Start of EXTRACTED INFORMATION

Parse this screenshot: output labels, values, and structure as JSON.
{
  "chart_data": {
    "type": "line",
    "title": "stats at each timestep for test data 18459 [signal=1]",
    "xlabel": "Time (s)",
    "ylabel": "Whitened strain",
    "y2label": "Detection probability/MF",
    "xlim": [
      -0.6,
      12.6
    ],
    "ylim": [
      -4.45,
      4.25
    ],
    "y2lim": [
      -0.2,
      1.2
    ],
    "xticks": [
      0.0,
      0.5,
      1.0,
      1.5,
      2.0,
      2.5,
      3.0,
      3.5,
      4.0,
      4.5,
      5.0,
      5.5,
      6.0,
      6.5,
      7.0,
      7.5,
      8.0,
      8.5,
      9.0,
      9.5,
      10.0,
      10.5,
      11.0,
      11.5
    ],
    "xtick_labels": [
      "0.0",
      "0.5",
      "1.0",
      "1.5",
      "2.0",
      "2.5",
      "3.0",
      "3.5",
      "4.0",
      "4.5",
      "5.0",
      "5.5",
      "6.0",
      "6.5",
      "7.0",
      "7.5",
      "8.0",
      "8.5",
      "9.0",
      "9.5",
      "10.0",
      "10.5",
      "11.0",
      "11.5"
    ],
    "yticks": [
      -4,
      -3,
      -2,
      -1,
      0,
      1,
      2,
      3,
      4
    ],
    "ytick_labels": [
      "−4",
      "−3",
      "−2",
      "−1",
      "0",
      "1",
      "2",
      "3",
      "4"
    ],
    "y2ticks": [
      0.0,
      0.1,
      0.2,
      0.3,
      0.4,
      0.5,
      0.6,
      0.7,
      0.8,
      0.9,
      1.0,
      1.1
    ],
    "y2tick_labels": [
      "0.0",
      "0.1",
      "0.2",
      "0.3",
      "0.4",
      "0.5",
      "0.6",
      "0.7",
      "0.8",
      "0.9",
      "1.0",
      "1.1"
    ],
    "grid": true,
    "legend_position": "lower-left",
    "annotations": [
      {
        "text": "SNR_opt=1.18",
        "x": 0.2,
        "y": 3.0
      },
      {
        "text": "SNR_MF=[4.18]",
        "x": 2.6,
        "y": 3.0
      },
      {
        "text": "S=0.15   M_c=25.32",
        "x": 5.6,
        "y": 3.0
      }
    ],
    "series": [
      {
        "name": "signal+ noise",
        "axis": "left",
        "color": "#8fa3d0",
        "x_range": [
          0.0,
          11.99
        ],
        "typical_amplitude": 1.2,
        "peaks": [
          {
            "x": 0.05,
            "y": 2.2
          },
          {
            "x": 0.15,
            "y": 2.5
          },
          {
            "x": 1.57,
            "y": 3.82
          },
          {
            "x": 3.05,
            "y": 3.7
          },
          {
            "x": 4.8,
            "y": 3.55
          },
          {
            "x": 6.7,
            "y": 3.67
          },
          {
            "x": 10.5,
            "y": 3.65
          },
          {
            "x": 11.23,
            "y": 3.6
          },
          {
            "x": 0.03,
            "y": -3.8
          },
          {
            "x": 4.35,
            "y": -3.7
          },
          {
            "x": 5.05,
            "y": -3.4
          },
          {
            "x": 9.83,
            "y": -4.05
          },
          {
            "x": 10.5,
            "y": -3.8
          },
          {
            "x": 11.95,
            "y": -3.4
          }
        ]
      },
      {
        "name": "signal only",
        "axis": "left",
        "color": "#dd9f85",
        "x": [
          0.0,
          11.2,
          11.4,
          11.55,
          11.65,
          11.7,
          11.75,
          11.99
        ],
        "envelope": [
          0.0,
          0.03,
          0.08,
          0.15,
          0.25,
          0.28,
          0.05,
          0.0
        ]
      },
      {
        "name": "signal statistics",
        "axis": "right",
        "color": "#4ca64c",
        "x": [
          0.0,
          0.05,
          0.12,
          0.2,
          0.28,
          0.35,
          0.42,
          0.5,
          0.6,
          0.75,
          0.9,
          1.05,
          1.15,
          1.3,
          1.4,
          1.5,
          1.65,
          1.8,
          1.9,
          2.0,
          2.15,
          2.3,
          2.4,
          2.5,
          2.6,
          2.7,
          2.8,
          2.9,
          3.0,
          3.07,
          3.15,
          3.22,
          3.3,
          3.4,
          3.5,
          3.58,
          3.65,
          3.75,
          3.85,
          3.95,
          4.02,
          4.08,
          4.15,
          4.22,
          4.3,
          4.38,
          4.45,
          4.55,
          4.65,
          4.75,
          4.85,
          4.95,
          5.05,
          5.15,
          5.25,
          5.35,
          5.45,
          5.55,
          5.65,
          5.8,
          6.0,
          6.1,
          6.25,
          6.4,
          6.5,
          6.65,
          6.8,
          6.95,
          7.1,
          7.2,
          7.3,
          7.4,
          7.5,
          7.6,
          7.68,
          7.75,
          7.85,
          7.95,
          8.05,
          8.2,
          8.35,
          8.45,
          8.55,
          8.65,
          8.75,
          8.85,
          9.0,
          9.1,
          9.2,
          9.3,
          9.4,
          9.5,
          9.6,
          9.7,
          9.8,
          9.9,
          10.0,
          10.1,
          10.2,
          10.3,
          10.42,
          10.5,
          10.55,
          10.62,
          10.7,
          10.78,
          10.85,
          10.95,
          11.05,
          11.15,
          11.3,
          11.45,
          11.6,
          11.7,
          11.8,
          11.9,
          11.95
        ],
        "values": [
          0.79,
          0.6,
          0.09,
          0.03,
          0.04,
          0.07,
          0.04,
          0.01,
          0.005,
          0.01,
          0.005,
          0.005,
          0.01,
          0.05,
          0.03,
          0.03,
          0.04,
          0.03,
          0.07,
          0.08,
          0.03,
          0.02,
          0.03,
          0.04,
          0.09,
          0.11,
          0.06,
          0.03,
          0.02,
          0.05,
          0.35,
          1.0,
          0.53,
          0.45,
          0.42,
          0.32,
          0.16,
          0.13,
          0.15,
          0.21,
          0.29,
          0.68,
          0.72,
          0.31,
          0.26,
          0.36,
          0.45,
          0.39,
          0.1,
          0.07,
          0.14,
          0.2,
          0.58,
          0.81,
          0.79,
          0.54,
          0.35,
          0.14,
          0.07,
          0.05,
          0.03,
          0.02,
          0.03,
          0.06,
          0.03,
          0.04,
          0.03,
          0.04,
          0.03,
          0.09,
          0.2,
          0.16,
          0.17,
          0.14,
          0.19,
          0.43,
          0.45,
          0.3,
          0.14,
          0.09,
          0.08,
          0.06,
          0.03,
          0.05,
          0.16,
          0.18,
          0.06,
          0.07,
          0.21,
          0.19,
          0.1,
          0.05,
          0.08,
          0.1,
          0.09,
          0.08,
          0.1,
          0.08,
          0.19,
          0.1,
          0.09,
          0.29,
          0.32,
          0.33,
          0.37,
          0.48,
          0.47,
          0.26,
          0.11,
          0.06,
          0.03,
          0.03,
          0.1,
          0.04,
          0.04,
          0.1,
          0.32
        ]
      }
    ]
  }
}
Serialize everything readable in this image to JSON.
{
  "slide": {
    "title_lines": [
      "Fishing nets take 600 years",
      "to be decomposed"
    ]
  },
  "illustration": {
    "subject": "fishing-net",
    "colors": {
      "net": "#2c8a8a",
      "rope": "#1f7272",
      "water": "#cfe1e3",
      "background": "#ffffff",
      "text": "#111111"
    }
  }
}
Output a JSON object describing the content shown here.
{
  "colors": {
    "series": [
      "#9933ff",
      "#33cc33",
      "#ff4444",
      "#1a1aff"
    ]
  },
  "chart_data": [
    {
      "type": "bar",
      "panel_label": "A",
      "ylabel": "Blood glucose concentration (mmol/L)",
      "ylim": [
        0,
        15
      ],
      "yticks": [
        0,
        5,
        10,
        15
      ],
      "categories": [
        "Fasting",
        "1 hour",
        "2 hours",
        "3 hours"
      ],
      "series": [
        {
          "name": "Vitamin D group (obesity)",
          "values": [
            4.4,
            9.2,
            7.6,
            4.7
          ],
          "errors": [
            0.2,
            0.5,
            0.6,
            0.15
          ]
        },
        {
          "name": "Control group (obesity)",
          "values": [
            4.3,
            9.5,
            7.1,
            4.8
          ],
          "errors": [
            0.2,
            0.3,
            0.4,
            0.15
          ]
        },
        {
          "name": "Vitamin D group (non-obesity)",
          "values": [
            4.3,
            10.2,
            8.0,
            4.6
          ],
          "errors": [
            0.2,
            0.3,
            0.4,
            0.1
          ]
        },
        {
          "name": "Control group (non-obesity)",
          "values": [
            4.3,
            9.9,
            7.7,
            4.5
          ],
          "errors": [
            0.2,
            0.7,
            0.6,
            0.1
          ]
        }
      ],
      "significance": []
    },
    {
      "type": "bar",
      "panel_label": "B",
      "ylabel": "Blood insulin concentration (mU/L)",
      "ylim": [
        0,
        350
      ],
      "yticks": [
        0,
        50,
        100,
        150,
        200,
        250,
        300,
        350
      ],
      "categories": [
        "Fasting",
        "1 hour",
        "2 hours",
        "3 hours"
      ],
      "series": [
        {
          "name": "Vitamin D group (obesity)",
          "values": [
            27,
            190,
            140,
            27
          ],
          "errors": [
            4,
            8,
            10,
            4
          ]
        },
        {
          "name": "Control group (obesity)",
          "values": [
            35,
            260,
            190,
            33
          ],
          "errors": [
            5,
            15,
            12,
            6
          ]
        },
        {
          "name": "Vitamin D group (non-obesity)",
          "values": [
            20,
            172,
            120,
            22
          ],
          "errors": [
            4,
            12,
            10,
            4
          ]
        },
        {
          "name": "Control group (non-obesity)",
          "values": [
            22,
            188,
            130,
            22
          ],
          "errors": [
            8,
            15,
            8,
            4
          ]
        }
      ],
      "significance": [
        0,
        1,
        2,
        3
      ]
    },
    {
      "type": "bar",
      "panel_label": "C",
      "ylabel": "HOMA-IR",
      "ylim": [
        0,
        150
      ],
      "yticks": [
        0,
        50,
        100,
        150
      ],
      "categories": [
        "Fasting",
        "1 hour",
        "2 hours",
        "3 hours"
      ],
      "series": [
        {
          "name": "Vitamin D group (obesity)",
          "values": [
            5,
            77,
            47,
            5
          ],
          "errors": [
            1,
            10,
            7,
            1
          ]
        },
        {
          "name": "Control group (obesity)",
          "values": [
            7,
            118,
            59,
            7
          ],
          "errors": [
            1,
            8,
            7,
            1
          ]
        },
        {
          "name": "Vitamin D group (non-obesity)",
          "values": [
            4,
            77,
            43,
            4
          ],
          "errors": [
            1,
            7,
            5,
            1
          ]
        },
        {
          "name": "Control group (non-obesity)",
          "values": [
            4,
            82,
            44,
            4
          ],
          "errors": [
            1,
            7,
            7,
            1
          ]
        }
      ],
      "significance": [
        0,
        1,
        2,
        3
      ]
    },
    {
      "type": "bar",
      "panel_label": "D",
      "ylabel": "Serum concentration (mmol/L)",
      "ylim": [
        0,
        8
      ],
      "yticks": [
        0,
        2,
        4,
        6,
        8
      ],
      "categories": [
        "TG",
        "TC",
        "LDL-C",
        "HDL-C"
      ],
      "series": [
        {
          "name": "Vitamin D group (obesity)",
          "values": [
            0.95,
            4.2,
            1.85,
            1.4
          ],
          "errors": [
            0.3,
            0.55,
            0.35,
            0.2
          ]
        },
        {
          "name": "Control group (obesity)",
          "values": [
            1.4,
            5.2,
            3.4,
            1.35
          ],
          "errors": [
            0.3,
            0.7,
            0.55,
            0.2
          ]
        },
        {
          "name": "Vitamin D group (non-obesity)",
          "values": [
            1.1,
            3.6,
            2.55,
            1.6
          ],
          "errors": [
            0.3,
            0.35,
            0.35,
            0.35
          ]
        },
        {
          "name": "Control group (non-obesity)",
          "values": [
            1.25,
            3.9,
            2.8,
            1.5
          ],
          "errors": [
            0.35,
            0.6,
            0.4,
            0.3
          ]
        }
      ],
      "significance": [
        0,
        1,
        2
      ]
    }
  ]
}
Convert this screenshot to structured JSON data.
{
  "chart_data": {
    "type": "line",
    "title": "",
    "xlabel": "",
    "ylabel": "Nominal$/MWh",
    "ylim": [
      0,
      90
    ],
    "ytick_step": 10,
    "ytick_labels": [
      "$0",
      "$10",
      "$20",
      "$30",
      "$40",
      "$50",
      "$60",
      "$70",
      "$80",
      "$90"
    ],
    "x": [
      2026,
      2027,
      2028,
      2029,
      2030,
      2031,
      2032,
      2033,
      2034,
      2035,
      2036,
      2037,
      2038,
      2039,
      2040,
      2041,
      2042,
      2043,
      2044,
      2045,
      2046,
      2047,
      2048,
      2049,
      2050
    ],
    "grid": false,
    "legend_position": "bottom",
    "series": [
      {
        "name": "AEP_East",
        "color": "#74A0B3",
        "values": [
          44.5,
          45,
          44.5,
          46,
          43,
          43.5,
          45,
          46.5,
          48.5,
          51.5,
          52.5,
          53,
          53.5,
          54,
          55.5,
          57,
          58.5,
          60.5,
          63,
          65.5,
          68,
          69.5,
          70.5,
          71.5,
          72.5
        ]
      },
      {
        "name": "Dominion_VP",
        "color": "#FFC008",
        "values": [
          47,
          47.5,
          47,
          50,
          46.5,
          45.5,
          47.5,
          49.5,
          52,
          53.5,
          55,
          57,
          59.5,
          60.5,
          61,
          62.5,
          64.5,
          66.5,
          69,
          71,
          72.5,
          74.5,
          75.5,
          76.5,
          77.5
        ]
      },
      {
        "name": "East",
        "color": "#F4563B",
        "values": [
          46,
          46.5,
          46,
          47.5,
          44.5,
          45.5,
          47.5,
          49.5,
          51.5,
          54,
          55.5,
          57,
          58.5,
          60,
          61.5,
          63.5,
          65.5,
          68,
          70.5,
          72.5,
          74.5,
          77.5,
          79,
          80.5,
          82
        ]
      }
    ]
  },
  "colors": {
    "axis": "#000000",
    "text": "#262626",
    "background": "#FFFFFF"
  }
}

End of EXTRACTED INFORMATION

**PROBLEM TO WORK ON**.
Show every line in the entries where the string "JSON" occurs.

**THE COMPLETED TASK**.
Parse this screenshot: output labels, values, and structure as JSON.
Serialize everything readable in this image to JSON.
Output a JSON object describing the content shown here.
Convert this screenshot to structured JSON data.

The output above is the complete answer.